### Extrait du texte
○ ○ ○

Peu à peu, les photographies de portraits végétaux composent des variations cosmogoniques, des forêts, des jardins, des cellules…

Ici, la nouvelle série avec Pauline Lisowski s’inscrit dans le projet de Portraits Végétaux socio-écologiques réalisé dans le lieu de vie, de travail.  Les gestes spontanés du vivant végétal avec ceux du vivant humain, dans l’espace personnel, s’interrogent : « La Terre nous porte nous portons la terre ? »

Dans le protocole des prises de vues du projet, le modèle reçoit un tirage immédiat de son portrait. 

Le tirage reçu est le miroir d’une présence humaine reliée à celle du végétal tout autant qu’à son inverse. Empreinte d’une expérience vécue ou pollen de l’esprit du vivant végétal, il invite l’humain qui le possède, par son regard-mémoire, à créer un instant d’art, secret, hors temps ».

Christelle Westphal

Au démarrage de notre collaboration, je me suis prêtée au jeu de ce projet et livre ma perception sensible de celui-ci.

○ ○ ○

### Relevés des boîtes d'éléments d'image

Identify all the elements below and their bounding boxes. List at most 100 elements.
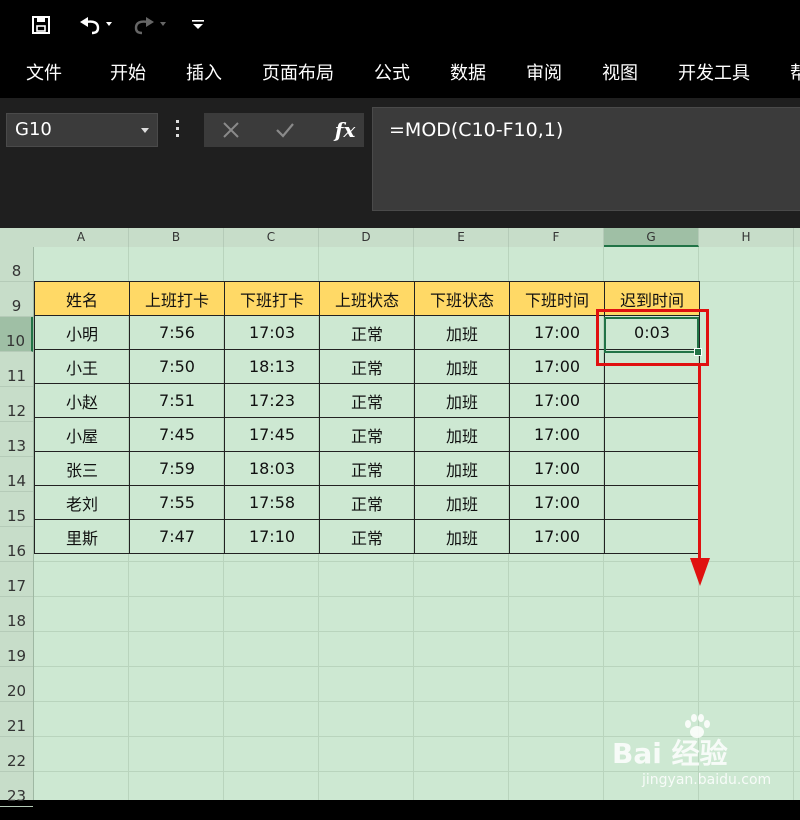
column-header-f[interactable]: F — [509, 228, 604, 247]
cell[interactable]: 正常 — [319, 349, 415, 384]
column-header-g[interactable]: G — [604, 228, 699, 247]
column-heading[interactable]: 上班状态 — [319, 281, 415, 316]
column-header-a[interactable]: A — [34, 228, 129, 247]
redo-icon[interactable] — [126, 12, 170, 38]
cell[interactable]: 加班 — [414, 417, 510, 452]
cell[interactable]: 17:00 — [509, 383, 605, 418]
cell[interactable]: 18:13 — [224, 349, 320, 384]
row-header-10[interactable]: 10 — [0, 317, 33, 352]
cell[interactable]: 7:47 — [129, 519, 225, 554]
cell[interactable]: 小王 — [34, 349, 130, 384]
quick-access-toolbar — [0, 0, 800, 50]
row-header-11[interactable]: 11 — [0, 352, 33, 387]
cell[interactable] — [604, 383, 700, 418]
row-header-16[interactable]: 16 — [0, 527, 33, 562]
column-heading[interactable]: 下班打卡 — [224, 281, 320, 316]
tab-file[interactable]: 文件 — [26, 50, 62, 98]
undo-icon[interactable] — [72, 12, 116, 38]
cell[interactable] — [604, 485, 700, 520]
cell[interactable]: 小赵 — [34, 383, 130, 418]
cell[interactable]: 加班 — [414, 349, 510, 384]
save-icon[interactable] — [28, 12, 54, 38]
column-heading[interactable]: 下班时间 — [509, 281, 605, 316]
cell[interactable]: 加班 — [414, 519, 510, 554]
cell[interactable]: 7:55 — [129, 485, 225, 520]
cell[interactable]: 正常 — [319, 383, 415, 418]
tab-help[interactable]: 帮 — [790, 50, 800, 98]
column-header-e[interactable]: E — [414, 228, 509, 247]
row-header-22[interactable]: 22 — [0, 737, 33, 772]
cell[interactable]: 17:03 — [224, 315, 320, 350]
chevron-down-icon[interactable] — [141, 128, 149, 133]
cell[interactable]: 7:56 — [129, 315, 225, 350]
column-header-c[interactable]: C — [224, 228, 319, 247]
column-header-d[interactable]: D — [319, 228, 414, 247]
cell[interactable]: 17:00 — [509, 417, 605, 452]
tab-review[interactable]: 审阅 — [526, 50, 562, 98]
cell[interactable]: 小明 — [34, 315, 130, 350]
tab-page-layout[interactable]: 页面布局 — [262, 50, 334, 98]
cell[interactable]: 17:45 — [224, 417, 320, 452]
cell[interactable]: 张三 — [34, 451, 130, 486]
row-header-9[interactable]: 9 — [0, 282, 33, 317]
cell[interactable]: 17:23 — [224, 383, 320, 418]
cell[interactable]: 加班 — [414, 383, 510, 418]
more-options-icon[interactable] — [176, 120, 180, 141]
row-header-13[interactable]: 13 — [0, 422, 33, 457]
customize-icon[interactable] — [188, 12, 208, 38]
cell[interactable] — [604, 417, 700, 452]
cell[interactable]: 加班 — [414, 451, 510, 486]
tab-formulas[interactable]: 公式 — [374, 50, 410, 98]
name-box[interactable]: G10 — [6, 113, 158, 147]
cell[interactable]: 加班 — [414, 485, 510, 520]
cell[interactable]: 18:03 — [224, 451, 320, 486]
cell[interactable]: 17:00 — [509, 315, 605, 350]
cell[interactable]: 正常 — [319, 485, 415, 520]
cell[interactable]: 老刘 — [34, 485, 130, 520]
cell[interactable]: 7:50 — [129, 349, 225, 384]
cell[interactable] — [604, 451, 700, 486]
cell[interactable]: 17:10 — [224, 519, 320, 554]
cancel-icon[interactable] — [216, 113, 246, 147]
row-header-21[interactable]: 21 — [0, 702, 33, 737]
cell[interactable]: 7:59 — [129, 451, 225, 486]
cell[interactable]: 7:45 — [129, 417, 225, 452]
row-header-15[interactable]: 15 — [0, 492, 33, 527]
tab-view[interactable]: 视图 — [602, 50, 638, 98]
cell[interactable]: 17:00 — [509, 519, 605, 554]
tab-insert[interactable]: 插入 — [186, 50, 222, 98]
column-heading[interactable]: 下班状态 — [414, 281, 510, 316]
row-header-8[interactable]: 8 — [0, 247, 33, 282]
cell[interactable]: 正常 — [319, 451, 415, 486]
row-header-20[interactable]: 20 — [0, 667, 33, 702]
cell[interactable]: 17:00 — [509, 451, 605, 486]
column-heading[interactable]: 姓名 — [34, 281, 130, 316]
cell[interactable]: 正常 — [319, 417, 415, 452]
column-header-h[interactable]: H — [699, 228, 794, 247]
row-header-17[interactable]: 17 — [0, 562, 33, 597]
row-header-14[interactable]: 14 — [0, 457, 33, 492]
formula-input[interactable]: =MOD(C10-F10,1) — [372, 107, 800, 211]
cell[interactable]: 正常 — [319, 315, 415, 350]
cell[interactable]: 17:00 — [509, 349, 605, 384]
cell[interactable]: 里斯 — [34, 519, 130, 554]
row-header-18[interactable]: 18 — [0, 597, 33, 632]
tab-data[interactable]: 数据 — [450, 50, 486, 98]
cell[interactable]: 小屋 — [34, 417, 130, 452]
cell[interactable]: 正常 — [319, 519, 415, 554]
cell[interactable]: 7:51 — [129, 383, 225, 418]
column-heading[interactable]: 上班打卡 — [129, 281, 225, 316]
cell[interactable]: 17:00 — [509, 485, 605, 520]
insert-function-button[interactable]: fx — [328, 113, 362, 147]
tab-developer[interactable]: 开发工具 — [678, 50, 750, 98]
row-header-23[interactable]: 23 — [0, 772, 33, 807]
cell[interactable] — [604, 519, 700, 554]
tab-home[interactable]: 开始 — [110, 50, 146, 98]
enter-icon[interactable] — [270, 113, 300, 147]
cell[interactable]: 加班 — [414, 315, 510, 350]
row-header-19[interactable]: 19 — [0, 632, 33, 667]
cell[interactable]: 17:58 — [224, 485, 320, 520]
row-header-12[interactable]: 12 — [0, 387, 33, 422]
column-header-b[interactable]: B — [129, 228, 224, 247]
watermark-logo: Bai 经验 — [612, 737, 728, 770]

○ ○ ○

### Consigne 1
Relevez toutes les lignes du listing où figure la chaîne « icon », en tenant compte de la casse.
### Consigne 2
Prolongez le texte sur les portraits végétaux au-delà de sa dernière phrase.
Le texte sur les portraits végétaux et le listing sont deux documents sans lien entre eux.

### Réponse 1
redo-icon[interactable] — [126, 12, 170, 38]
undo-icon[interactable] — [72, 12, 116, 38]
save-icon[interactable] — [28, 12, 54, 38]
chevron-down-icon[interactable] — [141, 128, 149, 133]
more-options-icon[interactable] — [176, 120, 180, 141]
customize-icon[interactable] — [188, 12, 208, 38]
cancel-icon[interactable] — [216, 113, 246, 147]
enter-icon[interactable] — [270, 113, 300, 147]

### Réponse 2
Au jardin, premières rencontres avec les coiffes de Christelle Westphal, l’une avec du lierre m’attire particulièrement… Plante grimpante, retombante qui prend corps avec d’autres végétaux dans des milieux naturels ou domestiqués ou sur les murs de nos maisons. Puis vient le choix du lieu de la prise de vue pour le portrait. Elle me fait m’asseoir à proximité des marguerites, tant appréciées, face auxquelles je songe à ma mère qui les aime tant. Coiffée de ce jardin miniature, constitué de terreau et de terre prélevée, je fais corps avec les racines des plantes qui me rattachent au sol, à mon propre jardin, à la vie sous terre, au vivant végétal qui cherche la lumière.

Par un geste délicat, je me relie avec le lierre, tel un corps que j’enlace : une douce relation, une forme d’étreinte qui me stabilise, m’ancre, me permet de me retrouver en harmonie avec moi-même. Ce contact quasi charnel provoque en moi la sensation de me sentir légère, transportée comme une graine qui pourrait s’envoler, germer, pousser, puis se faire butiner par les insectes dont la présence m’émerveille.

Une certaine joie, la voix de l’enfant intérieur que je garde en moi me rappelle les plaisirs insouciants, doux, dans les jardins de la lignée de femmes avec lesquelles j’ai grandi. En portant la terre où ces plantes se sont enracinées, je transporte également les jardins qui m’ont vu grandir et m’ont permis de créer ce lieu qui m’inspire. Dans cet atelier jardin, mon refuge, les clématites, les passiflores et autres variétés de plantes grimpantes se développent parmi d’autres et s’enroulent aux structures métalliques de formes organiques, créées sur mesure par un ami jardinier paysagiste.